--- START OF SOURCE RECORDS ---

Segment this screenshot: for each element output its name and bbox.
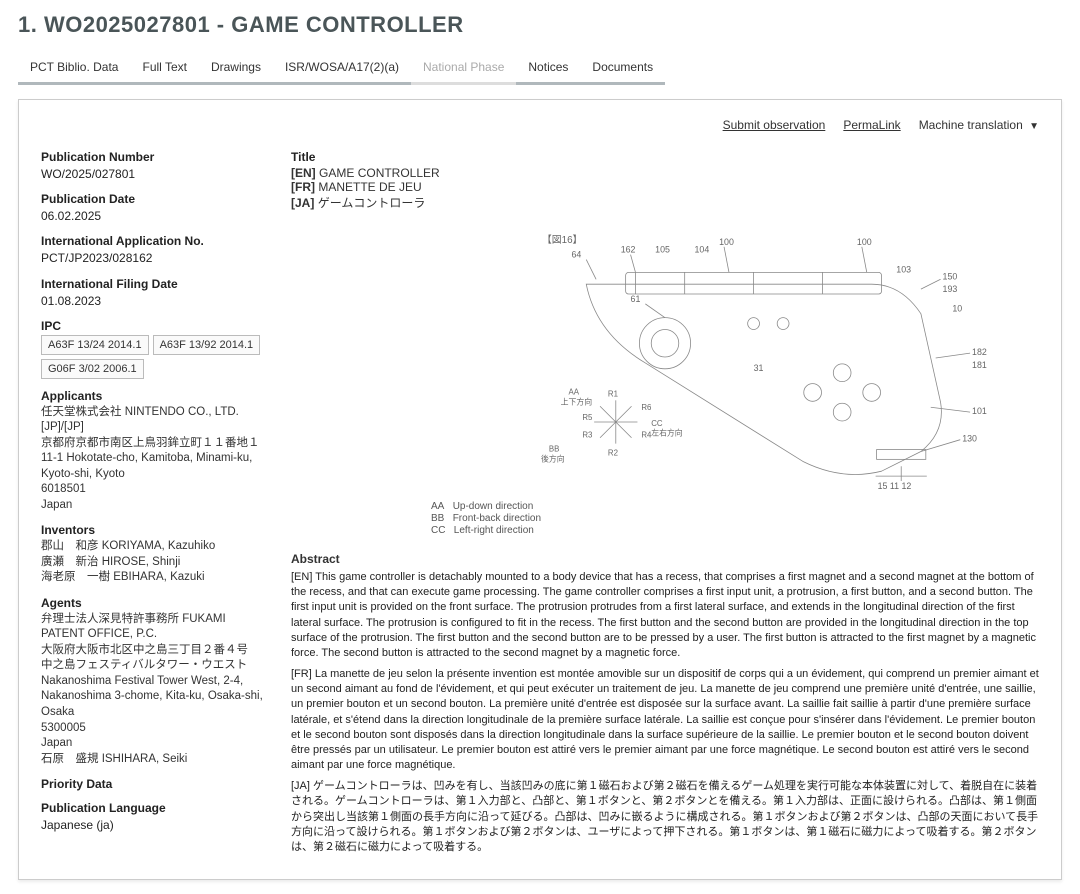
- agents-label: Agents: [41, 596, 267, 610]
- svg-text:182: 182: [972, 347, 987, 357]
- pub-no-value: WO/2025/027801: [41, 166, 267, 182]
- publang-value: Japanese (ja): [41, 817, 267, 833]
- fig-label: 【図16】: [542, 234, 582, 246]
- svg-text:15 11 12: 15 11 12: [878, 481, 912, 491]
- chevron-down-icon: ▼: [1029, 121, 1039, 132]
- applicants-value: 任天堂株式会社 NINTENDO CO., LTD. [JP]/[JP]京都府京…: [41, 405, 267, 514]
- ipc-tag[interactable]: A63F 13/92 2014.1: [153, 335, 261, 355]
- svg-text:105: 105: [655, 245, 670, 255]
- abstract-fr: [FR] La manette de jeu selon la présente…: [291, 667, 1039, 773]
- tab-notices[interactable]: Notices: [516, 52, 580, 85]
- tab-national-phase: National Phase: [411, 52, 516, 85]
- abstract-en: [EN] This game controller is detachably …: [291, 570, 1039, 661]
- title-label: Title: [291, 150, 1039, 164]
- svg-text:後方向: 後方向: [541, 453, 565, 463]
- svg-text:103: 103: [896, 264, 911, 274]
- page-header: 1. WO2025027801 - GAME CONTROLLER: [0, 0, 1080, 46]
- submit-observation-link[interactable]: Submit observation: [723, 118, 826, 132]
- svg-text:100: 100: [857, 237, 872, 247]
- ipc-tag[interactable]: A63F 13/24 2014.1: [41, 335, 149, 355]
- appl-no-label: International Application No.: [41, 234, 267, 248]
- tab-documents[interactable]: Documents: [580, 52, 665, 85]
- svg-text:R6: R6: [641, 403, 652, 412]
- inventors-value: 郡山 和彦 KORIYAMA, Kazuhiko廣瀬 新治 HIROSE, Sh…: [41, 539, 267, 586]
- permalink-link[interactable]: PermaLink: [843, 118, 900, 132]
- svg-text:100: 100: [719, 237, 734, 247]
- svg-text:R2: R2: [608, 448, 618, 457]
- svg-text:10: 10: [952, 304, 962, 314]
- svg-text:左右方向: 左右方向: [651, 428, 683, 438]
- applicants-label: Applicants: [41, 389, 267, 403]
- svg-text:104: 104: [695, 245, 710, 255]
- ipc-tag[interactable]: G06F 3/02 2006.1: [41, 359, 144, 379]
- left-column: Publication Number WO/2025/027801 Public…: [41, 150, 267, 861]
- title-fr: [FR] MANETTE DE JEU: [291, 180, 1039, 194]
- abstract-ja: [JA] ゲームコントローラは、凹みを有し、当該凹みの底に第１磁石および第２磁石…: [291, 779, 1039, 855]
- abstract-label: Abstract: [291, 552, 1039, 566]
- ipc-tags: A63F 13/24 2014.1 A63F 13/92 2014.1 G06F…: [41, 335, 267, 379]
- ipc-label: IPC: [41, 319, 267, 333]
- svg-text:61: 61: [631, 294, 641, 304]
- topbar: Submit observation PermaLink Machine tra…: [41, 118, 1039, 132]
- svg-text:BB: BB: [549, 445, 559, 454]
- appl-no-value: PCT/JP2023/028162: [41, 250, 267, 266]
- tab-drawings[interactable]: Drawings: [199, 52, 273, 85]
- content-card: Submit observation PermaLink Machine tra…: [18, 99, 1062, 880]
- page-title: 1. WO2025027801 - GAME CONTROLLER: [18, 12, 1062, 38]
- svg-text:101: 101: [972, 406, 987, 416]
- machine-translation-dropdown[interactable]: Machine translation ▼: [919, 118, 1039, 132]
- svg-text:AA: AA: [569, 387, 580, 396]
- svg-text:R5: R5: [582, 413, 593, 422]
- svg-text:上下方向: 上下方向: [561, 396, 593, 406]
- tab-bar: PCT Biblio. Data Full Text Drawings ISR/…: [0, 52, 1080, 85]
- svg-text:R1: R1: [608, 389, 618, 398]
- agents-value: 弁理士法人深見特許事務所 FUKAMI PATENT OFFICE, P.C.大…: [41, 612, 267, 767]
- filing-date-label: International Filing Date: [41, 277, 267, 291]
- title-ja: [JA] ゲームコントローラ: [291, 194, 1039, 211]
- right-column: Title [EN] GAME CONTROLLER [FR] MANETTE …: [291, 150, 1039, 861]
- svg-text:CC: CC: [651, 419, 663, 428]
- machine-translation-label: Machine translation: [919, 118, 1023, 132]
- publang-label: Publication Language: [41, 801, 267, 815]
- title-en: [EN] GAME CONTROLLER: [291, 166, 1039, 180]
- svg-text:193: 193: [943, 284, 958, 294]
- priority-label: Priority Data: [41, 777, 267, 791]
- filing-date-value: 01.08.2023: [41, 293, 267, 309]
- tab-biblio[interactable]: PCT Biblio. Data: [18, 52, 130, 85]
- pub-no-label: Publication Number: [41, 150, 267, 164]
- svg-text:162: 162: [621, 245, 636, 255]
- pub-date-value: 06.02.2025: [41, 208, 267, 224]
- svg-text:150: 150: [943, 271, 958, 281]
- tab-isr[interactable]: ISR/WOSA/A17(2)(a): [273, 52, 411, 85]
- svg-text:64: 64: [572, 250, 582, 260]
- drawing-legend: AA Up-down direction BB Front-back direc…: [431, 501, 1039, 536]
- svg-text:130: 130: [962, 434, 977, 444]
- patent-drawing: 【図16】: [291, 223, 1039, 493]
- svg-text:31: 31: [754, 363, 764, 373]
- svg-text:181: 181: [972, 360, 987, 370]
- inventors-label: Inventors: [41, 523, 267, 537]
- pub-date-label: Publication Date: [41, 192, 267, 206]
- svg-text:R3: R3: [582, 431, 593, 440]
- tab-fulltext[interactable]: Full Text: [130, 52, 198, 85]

--- END OF SOURCE RECORDS ---

Format the stretch from the line containing "- agents-label: Agents: [41, 596, 267, 610]" through the line containing "- chevron-down-icon: ▼: [1029, 121, 1039, 132]" as a JSON list of strings, one string per line, leaving out any blank lines.

→ RESPONSE FOR THIS EXERCISE
[
  "- agents-label: Agents: [41, 596, 267, 610]",
  "- svg-text:182: 182: [972, 347, 987, 357]",
  "- pub-no-value: WO/2025/027801: [41, 166, 267, 182]",
  "- publang-value: Japanese (ja): [41, 817, 267, 833]",
  "- fig-label: 【図16】: [542, 234, 582, 246]",
  "- svg-text:15 11 12: 15 11 12: [878, 481, 912, 491]",
  "- chevron-down-icon: ▼: [1029, 121, 1039, 132]"
]